[What the task requires]
Below is a listing. Gather each line of it that contains "sling".

[Data for this task]

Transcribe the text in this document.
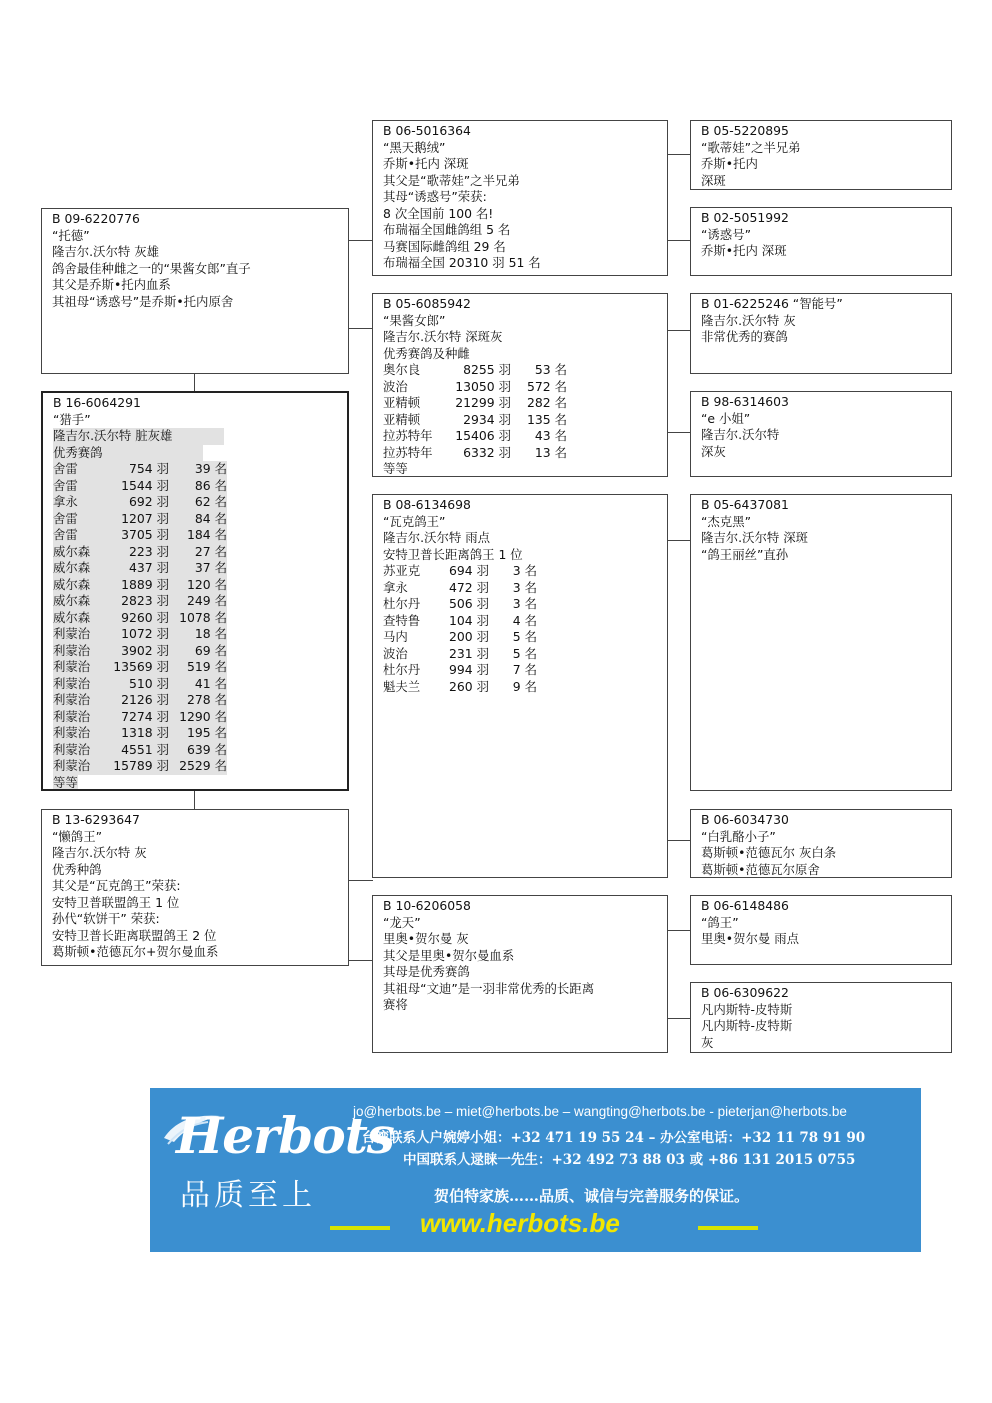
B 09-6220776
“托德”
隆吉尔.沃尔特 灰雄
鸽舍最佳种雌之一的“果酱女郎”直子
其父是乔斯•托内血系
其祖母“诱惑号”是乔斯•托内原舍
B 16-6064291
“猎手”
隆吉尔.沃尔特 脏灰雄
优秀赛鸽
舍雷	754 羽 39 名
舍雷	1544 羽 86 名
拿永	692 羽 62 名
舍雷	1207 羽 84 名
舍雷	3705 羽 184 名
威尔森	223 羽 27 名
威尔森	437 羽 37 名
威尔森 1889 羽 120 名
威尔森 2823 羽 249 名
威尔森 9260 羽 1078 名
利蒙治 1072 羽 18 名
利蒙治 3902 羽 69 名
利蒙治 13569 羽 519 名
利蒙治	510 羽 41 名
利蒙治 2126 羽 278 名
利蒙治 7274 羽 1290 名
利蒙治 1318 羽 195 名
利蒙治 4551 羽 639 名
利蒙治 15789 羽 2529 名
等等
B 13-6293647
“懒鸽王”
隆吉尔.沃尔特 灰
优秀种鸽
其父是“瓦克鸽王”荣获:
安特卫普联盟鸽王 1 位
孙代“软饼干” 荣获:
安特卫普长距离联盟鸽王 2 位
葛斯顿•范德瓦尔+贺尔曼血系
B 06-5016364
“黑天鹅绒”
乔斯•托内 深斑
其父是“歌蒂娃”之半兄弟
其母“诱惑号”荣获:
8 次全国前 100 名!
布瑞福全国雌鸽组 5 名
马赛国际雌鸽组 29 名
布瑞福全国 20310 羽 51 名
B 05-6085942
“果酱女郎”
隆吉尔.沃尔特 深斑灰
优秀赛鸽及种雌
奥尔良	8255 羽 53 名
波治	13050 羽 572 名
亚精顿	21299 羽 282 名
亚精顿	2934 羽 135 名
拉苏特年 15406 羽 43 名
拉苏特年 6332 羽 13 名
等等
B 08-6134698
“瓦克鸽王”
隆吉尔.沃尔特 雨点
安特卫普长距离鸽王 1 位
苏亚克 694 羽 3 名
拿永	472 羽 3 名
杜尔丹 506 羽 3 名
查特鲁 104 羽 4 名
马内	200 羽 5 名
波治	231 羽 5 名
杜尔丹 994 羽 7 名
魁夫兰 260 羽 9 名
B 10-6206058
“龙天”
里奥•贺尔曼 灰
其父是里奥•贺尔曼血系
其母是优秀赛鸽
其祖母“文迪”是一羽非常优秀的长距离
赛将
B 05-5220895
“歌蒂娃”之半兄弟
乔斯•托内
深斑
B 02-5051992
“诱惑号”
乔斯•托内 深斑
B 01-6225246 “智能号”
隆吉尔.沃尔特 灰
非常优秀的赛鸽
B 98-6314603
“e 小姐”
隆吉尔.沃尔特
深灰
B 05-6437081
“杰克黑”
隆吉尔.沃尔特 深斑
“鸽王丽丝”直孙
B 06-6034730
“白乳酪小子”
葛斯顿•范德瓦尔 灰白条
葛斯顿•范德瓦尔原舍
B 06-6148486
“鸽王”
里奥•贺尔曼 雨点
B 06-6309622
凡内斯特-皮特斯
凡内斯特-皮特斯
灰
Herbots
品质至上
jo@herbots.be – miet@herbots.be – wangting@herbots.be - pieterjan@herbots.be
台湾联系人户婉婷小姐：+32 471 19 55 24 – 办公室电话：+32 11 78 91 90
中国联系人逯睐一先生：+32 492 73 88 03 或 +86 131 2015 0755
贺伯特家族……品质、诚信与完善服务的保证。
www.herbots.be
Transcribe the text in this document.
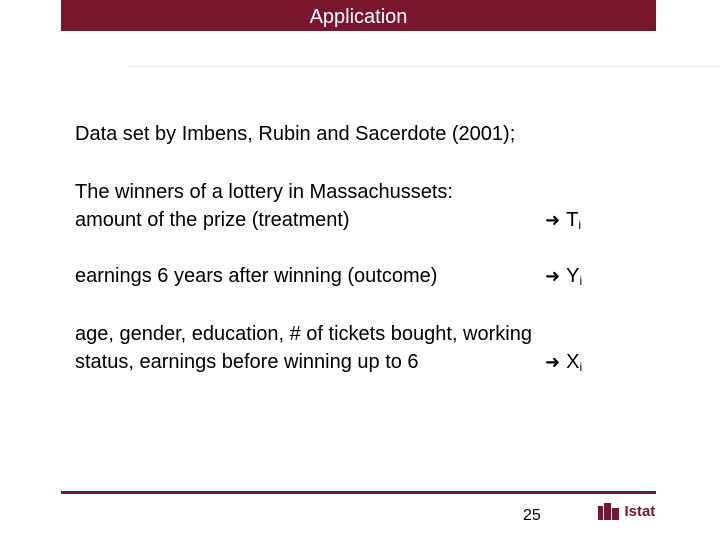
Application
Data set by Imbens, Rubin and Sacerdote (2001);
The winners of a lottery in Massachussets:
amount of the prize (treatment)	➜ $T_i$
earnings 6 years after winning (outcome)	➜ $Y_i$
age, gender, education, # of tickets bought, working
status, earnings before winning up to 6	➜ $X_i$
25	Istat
* * *
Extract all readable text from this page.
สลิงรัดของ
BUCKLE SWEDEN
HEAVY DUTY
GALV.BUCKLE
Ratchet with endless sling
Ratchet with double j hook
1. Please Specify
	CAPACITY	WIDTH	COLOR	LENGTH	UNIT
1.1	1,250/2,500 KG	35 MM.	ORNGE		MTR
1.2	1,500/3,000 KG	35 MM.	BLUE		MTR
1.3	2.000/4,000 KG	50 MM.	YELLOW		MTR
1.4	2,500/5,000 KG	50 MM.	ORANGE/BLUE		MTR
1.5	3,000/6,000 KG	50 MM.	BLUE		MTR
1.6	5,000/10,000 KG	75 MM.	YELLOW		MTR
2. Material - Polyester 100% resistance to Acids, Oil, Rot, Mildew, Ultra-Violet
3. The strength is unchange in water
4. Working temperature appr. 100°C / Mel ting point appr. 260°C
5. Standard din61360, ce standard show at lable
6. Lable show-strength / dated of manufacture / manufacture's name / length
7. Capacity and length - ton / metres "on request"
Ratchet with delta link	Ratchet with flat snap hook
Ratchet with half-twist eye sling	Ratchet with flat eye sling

[Answer]
Ratchet with endless sling
Ratchet with half-twist eye sling	Ratchet with flat eye sling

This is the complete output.